GIVEN EXERCISE: All records below must be retyped exactly.

RECORDED DATA:
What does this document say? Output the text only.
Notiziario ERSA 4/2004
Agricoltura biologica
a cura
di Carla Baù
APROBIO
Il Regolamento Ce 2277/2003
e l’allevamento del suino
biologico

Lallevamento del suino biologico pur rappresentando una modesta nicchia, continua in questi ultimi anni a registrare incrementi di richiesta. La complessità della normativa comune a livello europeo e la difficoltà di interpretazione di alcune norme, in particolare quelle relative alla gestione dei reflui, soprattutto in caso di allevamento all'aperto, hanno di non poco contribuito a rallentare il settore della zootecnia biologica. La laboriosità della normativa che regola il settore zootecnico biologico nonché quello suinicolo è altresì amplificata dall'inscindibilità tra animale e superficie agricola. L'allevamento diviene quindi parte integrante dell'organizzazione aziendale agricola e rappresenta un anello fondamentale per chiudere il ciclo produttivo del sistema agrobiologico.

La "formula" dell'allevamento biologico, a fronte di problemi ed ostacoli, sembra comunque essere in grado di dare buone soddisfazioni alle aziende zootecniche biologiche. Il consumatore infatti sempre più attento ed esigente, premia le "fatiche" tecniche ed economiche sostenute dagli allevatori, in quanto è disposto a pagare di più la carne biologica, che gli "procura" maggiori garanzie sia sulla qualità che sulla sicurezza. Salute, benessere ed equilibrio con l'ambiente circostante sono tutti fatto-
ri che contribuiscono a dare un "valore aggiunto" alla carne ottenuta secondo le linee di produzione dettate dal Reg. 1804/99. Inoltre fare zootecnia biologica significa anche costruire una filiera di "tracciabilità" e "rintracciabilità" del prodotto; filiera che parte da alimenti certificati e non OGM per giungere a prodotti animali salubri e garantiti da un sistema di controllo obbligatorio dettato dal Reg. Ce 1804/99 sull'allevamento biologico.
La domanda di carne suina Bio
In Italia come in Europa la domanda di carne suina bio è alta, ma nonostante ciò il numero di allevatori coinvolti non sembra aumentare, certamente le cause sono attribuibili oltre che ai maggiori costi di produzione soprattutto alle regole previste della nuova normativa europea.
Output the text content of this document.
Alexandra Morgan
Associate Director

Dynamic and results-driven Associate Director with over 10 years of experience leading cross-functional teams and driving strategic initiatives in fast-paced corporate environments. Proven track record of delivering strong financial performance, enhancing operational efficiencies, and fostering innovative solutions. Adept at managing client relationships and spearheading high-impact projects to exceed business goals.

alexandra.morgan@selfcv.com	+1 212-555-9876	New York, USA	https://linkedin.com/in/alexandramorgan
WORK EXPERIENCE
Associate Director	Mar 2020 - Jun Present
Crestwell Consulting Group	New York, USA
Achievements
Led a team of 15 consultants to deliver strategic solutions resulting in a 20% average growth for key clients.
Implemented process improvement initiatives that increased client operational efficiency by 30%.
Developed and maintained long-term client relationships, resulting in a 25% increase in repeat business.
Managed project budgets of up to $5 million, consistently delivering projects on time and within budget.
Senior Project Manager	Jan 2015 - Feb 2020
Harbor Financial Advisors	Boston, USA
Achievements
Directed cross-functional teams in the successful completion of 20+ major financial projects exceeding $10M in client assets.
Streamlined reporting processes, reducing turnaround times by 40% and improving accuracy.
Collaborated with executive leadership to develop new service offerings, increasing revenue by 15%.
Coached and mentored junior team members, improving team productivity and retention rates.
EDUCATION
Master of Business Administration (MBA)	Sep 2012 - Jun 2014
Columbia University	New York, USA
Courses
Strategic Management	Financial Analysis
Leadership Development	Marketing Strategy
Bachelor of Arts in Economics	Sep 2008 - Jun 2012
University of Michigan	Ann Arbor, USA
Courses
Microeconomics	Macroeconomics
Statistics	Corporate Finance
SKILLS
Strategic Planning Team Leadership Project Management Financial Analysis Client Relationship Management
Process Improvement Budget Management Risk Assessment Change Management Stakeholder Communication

RESPONSE BELOW:
What does this document say? Output the text only.
Notiziario ERSA 4/2004
Agricoltura biologica
a cura
di Carla Baù
APROBIO
Il Regolamento Ce 2277/2003
e l’allevamento del suino
biologico

Lallevamento del suino biologico pur rappresentando una modesta nicchia, continua in questi ultimi anni a registrare incrementi di richiesta. La complessità della normativa comune a livello europeo e la difficoltà di interpretazione di alcune norme, in particolare quelle relative alla gestione dei reflui, soprattutto in caso di allevamento all'aperto, hanno di non poco contribuito a rallentare il settore della zootecnia biologica. La laboriosità della normativa che regola il settore zootecnico biologico nonché quello suinicolo è altresì amplificata dall'inscindibilità tra animale e superficie agricola. L'allevamento diviene quindi parte integrante dell'organizzazione aziendale agricola e rappresenta un anello fondamentale per chiudere il ciclo produttivo del sistema agrobiologico.

La "formula" dell'allevamento biologico, a fronte di problemi ed ostacoli, sembra comunque essere in grado di dare buone soddisfazioni alle aziende zootecniche biologiche. Il consumatore infatti sempre più attento ed esigente, premia le "fatiche" tecniche ed economiche sostenute dagli allevatori, in quanto è disposto a pagare di più la carne biologica, che gli "procura" maggiori garanzie sia sulla qualità che sulla sicurezza. Salute, benessere ed equilibrio con l'ambiente circostante sono tutti fatto-
ri che contribuiscono a dare un "valore aggiunto" alla carne ottenuta secondo le linee di produzione dettate dal Reg. 1804/99. Inoltre fare zootecnia biologica significa anche costruire una filiera di "tracciabilità" e "rintracciabilità" del prodotto; filiera che parte da alimenti certificati e non OGM per giungere a prodotti animali salubri e garantiti da un sistema di controllo obbligatorio dettato dal Reg. Ce 1804/99 sull'allevamento biologico.
La domanda di carne suina Bio
In Italia come in Europa la domanda di carne suina bio è alta, ma nonostante ciò il numero di allevatori coinvolti non sembra aumentare, certamente le cause sono attribuibili oltre che ai maggiori costi di produzione soprattutto alle regole previste della nuova normativa europea.
Output the text content of this document.
Alexandra Morgan
Associate Director

Dynamic and results-driven Associate Director with over 10 years of experience leading cross-functional teams and driving strategic initiatives in fast-paced corporate environments. Proven track record of delivering strong financial performance, enhancing operational efficiencies, and fostering innovative solutions. Adept at managing client relationships and spearheading high-impact projects to exceed business goals.

alexandra.morgan@selfcv.com	+1 212-555-9876	New York, USA	https://linkedin.com/in/alexandramorgan
WORK EXPERIENCE
Associate Director	Mar 2020 - Jun Present
Crestwell Consulting Group	New York, USA
Achievements
Led a team of 15 consultants to deliver strategic solutions resulting in a 20% average growth for key clients.
Implemented process improvement initiatives that increased client operational efficiency by 30%.
Developed and maintained long-term client relationships, resulting in a 25% increase in repeat business.
Managed project budgets of up to $5 million, consistently delivering projects on time and within budget.
Senior Project Manager	Jan 2015 - Feb 2020
Harbor Financial Advisors	Boston, USA
Achievements
Directed cross-functional teams in the successful completion of 20+ major financial projects exceeding $10M in client assets.
Streamlined reporting processes, reducing turnaround times by 40% and improving accuracy.
Collaborated with executive leadership to develop new service offerings, increasing revenue by 15%.
Coached and mentored junior team members, improving team productivity and retention rates.
EDUCATION
Master of Business Administration (MBA)	Sep 2012 - Jun 2014
Columbia University	New York, USA
Courses
Strategic Management	Financial Analysis
Leadership Development	Marketing Strategy
Bachelor of Arts in Economics	Sep 2008 - Jun 2012
University of Michigan	Ann Arbor, USA
Courses
Microeconomics	Macroeconomics
Statistics	Corporate Finance
SKILLS
Strategic Planning Team Leadership Project Management Financial Analysis Client Relationship Management
Process Improvement Budget Management Risk Assessment Change Management Stakeholder Communication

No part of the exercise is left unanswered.